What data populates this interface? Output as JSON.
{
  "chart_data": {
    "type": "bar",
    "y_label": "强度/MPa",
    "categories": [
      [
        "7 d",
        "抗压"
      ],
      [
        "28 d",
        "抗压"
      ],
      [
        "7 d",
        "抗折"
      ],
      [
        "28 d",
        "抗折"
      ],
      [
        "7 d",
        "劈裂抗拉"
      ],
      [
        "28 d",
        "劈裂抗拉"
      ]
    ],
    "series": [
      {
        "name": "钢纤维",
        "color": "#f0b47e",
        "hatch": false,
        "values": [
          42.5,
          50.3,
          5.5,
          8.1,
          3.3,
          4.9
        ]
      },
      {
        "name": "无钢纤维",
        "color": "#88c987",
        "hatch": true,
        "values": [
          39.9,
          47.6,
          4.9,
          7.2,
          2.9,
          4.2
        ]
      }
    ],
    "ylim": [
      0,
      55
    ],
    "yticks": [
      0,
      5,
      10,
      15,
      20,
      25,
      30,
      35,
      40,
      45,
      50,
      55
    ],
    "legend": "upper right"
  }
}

● GOAL: Restate each record exactly as written.

● ANSWER TO THE EXERCISE:
What data populates this interface? Output as JSON.
{
  "chart_data": {
    "type": "bar",
    "y_label": "强度/MPa",
    "categories": [
      [
        "7 d",
        "抗压"
      ],
      [
        "28 d",
        "抗压"
      ],
      [
        "7 d",
        "抗折"
      ],
      [
        "28 d",
        "抗折"
      ],
      [
        "7 d",
        "劈裂抗拉"
      ],
      [
        "28 d",
        "劈裂抗拉"
      ]
    ],
    "series": [
      {
        "name": "钢纤维",
        "color": "#f0b47e",
        "hatch": false,
        "values": [
          42.5,
          50.3,
          5.5,
          8.1,
          3.3,
          4.9
        ]
      },
      {
        "name": "无钢纤维",
        "color": "#88c987",
        "hatch": true,
        "values": [
          39.9,
          47.6,
          4.9,
          7.2,
          2.9,
          4.2
        ]
      }
    ],
    "ylim": [
      0,
      55
    ],
    "yticks": [
      0,
      5,
      10,
      15,
      20,
      25,
      30,
      35,
      40,
      45,
      50,
      55
    ],
    "legend": "upper right"
  }
}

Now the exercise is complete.